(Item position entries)

>>>>>

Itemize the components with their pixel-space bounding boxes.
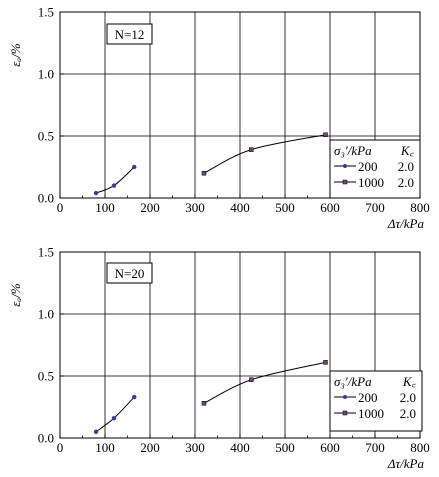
y-axis-label: εₐ/% [8,283,23,307]
x-axis-label: Δτ/kPa [387,456,425,471]
y-tick-label: 1.5 [38,5,54,20]
x-tick-label: 500 [275,200,295,215]
y-tick-label: 1.5 [38,245,54,260]
series-line-200 [95,166,135,194]
point-200 [132,394,137,400]
chart-panel-2: 0 100 200 300 400 500 600 700 800 0.0 0.5 1.0 1.5 Δτ/… [8,245,430,472]
y-tick-label: 0.0 [38,191,54,206]
legend-header-kc: K꜀ [400,143,415,158]
point-1000 [249,147,254,152]
x-tick-label: 0 [57,440,64,455]
annotation-box [106,262,153,284]
y-tick-label: 0.5 [38,129,54,144]
series-line-200 [95,396,135,433]
x-tick-label: 200 [140,440,160,455]
annotation-label: N=12 [115,27,145,42]
y-axis-label: εₐ/% [8,43,23,67]
legend-marker [342,410,348,416]
point-200 [93,190,99,196]
legend-header-stress: σ₃′/kPa [334,374,372,389]
legend-series-kc: 2.0 [400,390,416,405]
x-tick-label: 700 [365,440,385,455]
x-tick-label: 400 [230,200,250,215]
x-tick-label: 600 [320,200,340,215]
point-200 [132,164,137,170]
point-200 [111,183,117,188]
legend-series-kc: 2.0 [398,175,414,190]
x-tick-label: 300 [185,440,205,455]
legend-header-stress: σ₃′/kPa [334,143,372,158]
legend-box [329,139,421,199]
y-tick-label: 0.5 [38,369,54,384]
chart-panel-1: 0 100 200 300 400 500 600 700 800 0.0 0.5 1.0 1.5 Δτ/… [8,5,430,232]
x-tick-label: 700 [365,200,385,215]
legend-header-kc: K꜀ [402,374,417,389]
legend-series-name: 200 [358,390,378,405]
x-tick-label: 500 [275,440,295,455]
annotation-box [106,23,153,45]
series-line-1000 [203,361,326,404]
point-1000 [201,170,207,176]
point-1000 [201,401,207,406]
legend-series-name: 1000 [358,175,384,190]
y-tick-label: 1.0 [38,307,54,322]
legend-series-name: 200 [358,159,378,174]
legend-marker [343,395,347,399]
annotation-label: N=20 [115,266,145,281]
x-tick-label: 800 [410,440,430,455]
x-tick-label: 400 [230,440,250,455]
legend-marker [343,164,347,168]
legend-series-kc: 2.0 [400,406,416,421]
point-1000 [323,360,328,365]
x-tick-label: 600 [320,440,340,455]
y-tick-label: 1.0 [38,67,54,82]
legend-box [329,370,423,432]
legend-marker [342,179,348,185]
x-axis-label: Δτ/kPa [387,216,425,231]
x-tick-label: 0 [57,200,64,215]
point-200 [111,415,117,421]
y-tick-label: 0.0 [38,431,54,446]
series-line-1000 [203,134,326,174]
legend-series-kc: 2.0 [398,159,414,174]
point-1000 [323,132,328,138]
x-tick-label: 100 [95,440,115,455]
point-200 [93,429,99,434]
point-1000 [249,377,254,382]
x-tick-label: 300 [185,200,205,215]
x-tick-label: 800 [410,200,430,215]
x-tick-label: 100 [95,200,115,215]
x-tick-label: 200 [140,200,160,215]
legend-series-name: 1000 [358,406,384,421]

<<<<<

Write out every line of the listing above word for word, leaving out the picture.

Itemize the components with their pixel-space bounding boxes.
y-axis-label: εₐ/% [8,283,23,307]
x-axis-label: Δτ/kPa [387,456,425,471]
y-tick-label: 1.5 [38,5,54,20]
x-tick-label: 500 [275,200,295,215]
y-tick-label: 1.5 [38,245,54,260]
series-line-200 [95,166,135,194]
point-200 [132,394,137,400]
chart-panel-2: 0 100 200 300 400 500 600 700 800 0.0 0.5 1.0 1.5 Δτ/… [8,245,430,472]
y-tick-label: 0.0 [38,191,54,206]
legend-header-kc: K꜀ [400,143,415,158]
point-1000 [249,147,254,152]
x-tick-label: 0 [57,440,64,455]
annotation-box [106,262,153,284]
y-tick-label: 0.5 [38,129,54,144]
series-line-200 [95,396,135,433]
x-tick-label: 200 [140,440,160,455]
annotation-label: N=12 [115,27,145,42]
y-axis-label: εₐ/% [8,43,23,67]
legend-marker [342,410,348,416]
point-200 [93,190,99,196]
legend-header-stress: σ₃′/kPa [334,374,372,389]
legend-series-kc: 2.0 [400,390,416,405]
x-tick-label: 700 [365,440,385,455]
x-tick-label: 400 [230,200,250,215]
x-tick-label: 600 [320,200,340,215]
point-200 [132,164,137,170]
point-200 [111,183,117,188]
legend-series-kc: 2.0 [398,175,414,190]
x-tick-label: 300 [185,440,205,455]
legend-header-stress: σ₃′/kPa [334,143,372,158]
legend-box [329,139,421,199]
y-tick-label: 0.5 [38,369,54,384]
chart-panel-1: 0 100 200 300 400 500 600 700 800 0.0 0.5 1.0 1.5 Δτ/… [8,5,430,232]
x-tick-label: 700 [365,200,385,215]
legend-header-kc: K꜀ [402,374,417,389]
legend-series-name: 200 [358,390,378,405]
x-tick-label: 500 [275,440,295,455]
annotation-box [106,23,153,45]
series-line-1000 [203,361,326,404]
point-1000 [201,170,207,176]
point-1000 [201,401,207,406]
legend-series-name: 1000 [358,175,384,190]
y-tick-label: 1.0 [38,307,54,322]
legend-series-name: 200 [358,159,378,174]
legend-marker [343,395,347,399]
annotation-label: N=20 [115,266,145,281]
x-tick-label: 800 [410,440,430,455]
x-tick-label: 400 [230,440,250,455]
legend-marker [343,164,347,168]
legend-series-kc: 2.0 [400,406,416,421]
point-1000 [323,360,328,365]
x-tick-label: 600 [320,440,340,455]
y-tick-label: 1.0 [38,67,54,82]
legend-box [329,370,423,432]
legend-marker [342,179,348,185]
x-axis-label: Δτ/kPa [387,216,425,231]
x-tick-label: 0 [57,200,64,215]
point-200 [111,415,117,421]
y-tick-label: 0.0 [38,431,54,446]
series-line-1000 [203,134,326,174]
legend-series-kc: 2.0 [398,159,414,174]
point-1000 [323,132,328,138]
x-tick-label: 100 [95,440,115,455]
point-200 [93,429,99,434]
point-1000 [249,377,254,382]
x-tick-label: 300 [185,200,205,215]
x-tick-label: 800 [410,200,430,215]
x-tick-label: 100 [95,200,115,215]
x-tick-label: 200 [140,200,160,215]
legend-series-name: 1000 [358,406,384,421]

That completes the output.